--- Dataset excerpts ---

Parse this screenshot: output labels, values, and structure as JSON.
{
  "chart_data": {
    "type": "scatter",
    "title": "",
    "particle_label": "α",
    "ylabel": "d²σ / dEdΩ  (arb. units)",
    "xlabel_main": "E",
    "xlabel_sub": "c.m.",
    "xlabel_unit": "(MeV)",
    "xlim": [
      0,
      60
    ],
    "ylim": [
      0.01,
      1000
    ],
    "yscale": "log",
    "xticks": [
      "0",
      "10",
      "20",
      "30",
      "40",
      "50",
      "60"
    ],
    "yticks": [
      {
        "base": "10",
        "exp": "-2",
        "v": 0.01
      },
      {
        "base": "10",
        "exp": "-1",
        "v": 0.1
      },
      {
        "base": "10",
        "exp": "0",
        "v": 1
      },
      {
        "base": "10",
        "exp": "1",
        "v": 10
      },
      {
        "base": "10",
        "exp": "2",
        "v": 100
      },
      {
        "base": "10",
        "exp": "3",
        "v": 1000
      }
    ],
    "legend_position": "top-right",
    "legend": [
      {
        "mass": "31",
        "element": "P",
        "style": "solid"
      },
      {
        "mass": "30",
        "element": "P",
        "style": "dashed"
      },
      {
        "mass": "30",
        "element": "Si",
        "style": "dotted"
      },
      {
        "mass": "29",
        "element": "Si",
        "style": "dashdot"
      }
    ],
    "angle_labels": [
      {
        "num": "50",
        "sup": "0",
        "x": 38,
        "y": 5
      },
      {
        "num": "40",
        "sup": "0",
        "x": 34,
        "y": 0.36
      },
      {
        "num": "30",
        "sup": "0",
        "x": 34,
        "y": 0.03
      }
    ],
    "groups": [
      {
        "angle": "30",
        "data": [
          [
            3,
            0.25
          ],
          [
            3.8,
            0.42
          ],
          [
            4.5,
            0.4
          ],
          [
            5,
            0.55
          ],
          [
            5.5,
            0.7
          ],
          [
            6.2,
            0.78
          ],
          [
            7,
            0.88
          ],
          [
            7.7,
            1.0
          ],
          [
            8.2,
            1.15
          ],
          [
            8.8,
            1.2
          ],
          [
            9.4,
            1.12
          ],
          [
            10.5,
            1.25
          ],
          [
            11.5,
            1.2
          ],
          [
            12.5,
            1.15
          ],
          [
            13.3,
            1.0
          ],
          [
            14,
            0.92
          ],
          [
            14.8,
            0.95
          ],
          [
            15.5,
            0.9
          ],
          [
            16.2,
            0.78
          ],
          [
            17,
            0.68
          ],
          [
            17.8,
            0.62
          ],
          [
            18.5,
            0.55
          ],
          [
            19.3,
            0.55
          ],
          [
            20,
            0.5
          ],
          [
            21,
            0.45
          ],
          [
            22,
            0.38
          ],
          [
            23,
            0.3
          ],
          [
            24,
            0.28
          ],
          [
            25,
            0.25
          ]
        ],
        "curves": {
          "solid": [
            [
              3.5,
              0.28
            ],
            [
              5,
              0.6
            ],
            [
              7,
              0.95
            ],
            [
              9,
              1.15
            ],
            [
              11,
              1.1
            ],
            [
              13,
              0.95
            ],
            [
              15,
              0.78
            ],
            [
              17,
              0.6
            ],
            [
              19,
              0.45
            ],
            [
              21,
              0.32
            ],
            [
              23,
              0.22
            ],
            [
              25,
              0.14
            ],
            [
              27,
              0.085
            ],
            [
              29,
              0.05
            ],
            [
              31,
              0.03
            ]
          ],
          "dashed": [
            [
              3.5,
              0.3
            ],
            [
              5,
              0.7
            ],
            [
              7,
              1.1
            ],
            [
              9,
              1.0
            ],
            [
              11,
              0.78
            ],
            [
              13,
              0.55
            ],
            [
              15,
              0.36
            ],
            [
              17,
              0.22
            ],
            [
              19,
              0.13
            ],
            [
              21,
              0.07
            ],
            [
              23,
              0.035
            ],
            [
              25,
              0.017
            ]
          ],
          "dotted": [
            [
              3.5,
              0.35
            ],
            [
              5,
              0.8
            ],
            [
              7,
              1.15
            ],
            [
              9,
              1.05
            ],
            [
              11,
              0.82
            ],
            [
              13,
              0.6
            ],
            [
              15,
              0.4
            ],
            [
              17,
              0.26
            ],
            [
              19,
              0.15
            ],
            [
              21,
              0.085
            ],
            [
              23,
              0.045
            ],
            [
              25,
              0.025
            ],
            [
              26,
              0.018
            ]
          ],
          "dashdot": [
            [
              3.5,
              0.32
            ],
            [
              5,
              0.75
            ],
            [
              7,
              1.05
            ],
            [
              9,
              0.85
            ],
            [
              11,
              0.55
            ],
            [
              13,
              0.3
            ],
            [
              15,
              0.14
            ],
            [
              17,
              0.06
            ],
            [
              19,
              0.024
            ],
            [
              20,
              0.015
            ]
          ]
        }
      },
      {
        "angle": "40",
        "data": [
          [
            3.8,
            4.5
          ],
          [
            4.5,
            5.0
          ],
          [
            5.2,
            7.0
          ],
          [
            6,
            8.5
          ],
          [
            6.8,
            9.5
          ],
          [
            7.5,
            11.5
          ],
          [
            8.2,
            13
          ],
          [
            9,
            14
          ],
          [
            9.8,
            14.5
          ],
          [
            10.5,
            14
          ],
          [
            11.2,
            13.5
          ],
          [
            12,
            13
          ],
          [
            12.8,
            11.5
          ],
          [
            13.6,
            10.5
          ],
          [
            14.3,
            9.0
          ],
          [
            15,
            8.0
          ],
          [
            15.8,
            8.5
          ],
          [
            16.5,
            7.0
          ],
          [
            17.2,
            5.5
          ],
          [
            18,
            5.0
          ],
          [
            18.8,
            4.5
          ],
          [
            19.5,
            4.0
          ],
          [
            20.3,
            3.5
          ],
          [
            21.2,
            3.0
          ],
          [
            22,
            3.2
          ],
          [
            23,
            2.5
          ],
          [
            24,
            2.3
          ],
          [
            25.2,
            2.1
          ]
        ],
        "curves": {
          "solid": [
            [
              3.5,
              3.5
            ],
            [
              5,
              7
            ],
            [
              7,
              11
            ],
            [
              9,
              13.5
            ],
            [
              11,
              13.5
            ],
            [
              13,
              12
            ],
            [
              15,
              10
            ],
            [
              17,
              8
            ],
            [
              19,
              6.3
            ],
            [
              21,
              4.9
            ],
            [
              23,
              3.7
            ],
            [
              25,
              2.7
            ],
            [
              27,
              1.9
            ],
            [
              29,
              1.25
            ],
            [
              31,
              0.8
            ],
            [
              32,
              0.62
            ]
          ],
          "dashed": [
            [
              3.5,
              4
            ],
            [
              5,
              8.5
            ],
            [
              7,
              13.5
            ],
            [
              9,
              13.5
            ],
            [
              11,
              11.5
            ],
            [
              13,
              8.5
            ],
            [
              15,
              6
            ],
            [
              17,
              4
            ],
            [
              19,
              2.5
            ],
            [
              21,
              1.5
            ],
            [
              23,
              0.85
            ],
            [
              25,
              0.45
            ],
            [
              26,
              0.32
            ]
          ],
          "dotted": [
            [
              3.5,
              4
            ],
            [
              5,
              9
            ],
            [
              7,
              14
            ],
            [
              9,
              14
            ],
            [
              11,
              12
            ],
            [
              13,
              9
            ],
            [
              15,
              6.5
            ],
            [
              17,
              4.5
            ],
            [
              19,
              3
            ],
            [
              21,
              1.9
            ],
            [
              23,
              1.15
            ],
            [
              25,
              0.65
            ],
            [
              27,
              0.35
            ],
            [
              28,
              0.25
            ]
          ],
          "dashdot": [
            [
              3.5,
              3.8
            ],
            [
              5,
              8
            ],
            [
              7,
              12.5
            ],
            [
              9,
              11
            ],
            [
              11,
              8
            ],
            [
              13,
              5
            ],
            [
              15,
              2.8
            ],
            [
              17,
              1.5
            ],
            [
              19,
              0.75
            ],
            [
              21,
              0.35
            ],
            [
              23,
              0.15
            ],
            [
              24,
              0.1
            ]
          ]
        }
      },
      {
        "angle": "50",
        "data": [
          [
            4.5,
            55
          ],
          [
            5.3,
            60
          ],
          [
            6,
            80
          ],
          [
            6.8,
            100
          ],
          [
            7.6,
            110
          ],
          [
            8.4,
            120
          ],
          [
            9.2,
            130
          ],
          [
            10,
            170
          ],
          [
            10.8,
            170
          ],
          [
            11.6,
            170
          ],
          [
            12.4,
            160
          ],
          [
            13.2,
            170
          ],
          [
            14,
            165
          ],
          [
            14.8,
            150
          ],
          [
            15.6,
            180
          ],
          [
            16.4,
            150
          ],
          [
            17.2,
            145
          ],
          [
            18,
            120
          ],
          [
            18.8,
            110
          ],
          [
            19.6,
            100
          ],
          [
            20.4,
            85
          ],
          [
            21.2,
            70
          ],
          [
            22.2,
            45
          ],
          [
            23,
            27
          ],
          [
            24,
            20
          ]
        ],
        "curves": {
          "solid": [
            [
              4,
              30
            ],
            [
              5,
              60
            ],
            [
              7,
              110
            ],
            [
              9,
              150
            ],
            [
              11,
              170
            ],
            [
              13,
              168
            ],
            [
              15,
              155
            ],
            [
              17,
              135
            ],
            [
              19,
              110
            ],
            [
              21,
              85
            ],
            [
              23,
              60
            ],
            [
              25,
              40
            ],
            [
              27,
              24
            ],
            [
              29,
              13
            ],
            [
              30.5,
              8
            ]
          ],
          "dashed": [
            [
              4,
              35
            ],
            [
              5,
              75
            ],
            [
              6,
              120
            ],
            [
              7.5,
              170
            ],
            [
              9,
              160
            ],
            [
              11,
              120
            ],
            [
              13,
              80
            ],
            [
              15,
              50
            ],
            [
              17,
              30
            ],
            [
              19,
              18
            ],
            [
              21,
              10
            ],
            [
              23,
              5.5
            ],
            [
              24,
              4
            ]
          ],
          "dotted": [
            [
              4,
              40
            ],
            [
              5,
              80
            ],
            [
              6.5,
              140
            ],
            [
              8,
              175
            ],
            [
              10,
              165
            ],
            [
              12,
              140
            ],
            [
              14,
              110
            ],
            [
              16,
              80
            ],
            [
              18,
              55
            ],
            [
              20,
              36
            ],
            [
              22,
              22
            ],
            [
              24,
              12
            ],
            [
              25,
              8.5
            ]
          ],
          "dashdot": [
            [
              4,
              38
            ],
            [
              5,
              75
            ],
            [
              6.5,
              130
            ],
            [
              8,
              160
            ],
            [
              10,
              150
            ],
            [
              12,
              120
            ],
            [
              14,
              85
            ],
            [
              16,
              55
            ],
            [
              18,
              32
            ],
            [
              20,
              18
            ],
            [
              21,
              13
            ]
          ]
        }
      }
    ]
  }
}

---
--- Dataset excerpts ---

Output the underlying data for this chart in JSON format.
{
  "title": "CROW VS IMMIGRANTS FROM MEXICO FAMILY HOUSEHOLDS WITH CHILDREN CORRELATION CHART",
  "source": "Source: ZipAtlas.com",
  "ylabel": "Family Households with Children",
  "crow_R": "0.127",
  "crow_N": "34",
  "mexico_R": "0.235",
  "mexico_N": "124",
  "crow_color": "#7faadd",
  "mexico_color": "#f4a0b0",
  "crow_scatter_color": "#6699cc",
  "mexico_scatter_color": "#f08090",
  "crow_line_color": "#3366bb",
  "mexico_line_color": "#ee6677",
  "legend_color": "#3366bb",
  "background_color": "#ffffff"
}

---
--- Dataset excerpts ---

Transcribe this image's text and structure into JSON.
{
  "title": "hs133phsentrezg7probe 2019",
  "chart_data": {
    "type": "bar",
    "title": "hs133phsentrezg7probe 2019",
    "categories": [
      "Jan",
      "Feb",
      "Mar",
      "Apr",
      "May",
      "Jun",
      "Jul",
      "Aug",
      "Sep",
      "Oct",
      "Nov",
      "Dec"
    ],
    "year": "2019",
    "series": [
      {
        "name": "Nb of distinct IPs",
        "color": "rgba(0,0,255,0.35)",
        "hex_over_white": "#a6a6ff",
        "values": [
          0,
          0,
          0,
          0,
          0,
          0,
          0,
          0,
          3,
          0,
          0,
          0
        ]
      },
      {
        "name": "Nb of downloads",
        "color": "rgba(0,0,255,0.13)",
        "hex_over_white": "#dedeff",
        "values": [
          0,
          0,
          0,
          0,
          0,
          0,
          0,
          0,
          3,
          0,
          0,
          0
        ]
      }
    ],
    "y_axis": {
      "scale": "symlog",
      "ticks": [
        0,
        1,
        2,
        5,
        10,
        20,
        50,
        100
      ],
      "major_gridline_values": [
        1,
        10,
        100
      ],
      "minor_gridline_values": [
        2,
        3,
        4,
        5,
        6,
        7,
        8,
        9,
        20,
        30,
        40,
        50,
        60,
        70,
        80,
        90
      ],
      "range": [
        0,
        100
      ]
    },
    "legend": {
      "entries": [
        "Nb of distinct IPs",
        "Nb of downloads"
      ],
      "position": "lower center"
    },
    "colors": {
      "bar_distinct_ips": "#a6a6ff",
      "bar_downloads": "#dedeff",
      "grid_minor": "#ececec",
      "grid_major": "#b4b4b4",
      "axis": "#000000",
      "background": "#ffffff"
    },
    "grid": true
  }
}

---

• _Directions_
Reproduce each line holding the word "name".

• _Finished task_
        "name": "Nb of distinct IPs",
        "name": "Nb of downloads",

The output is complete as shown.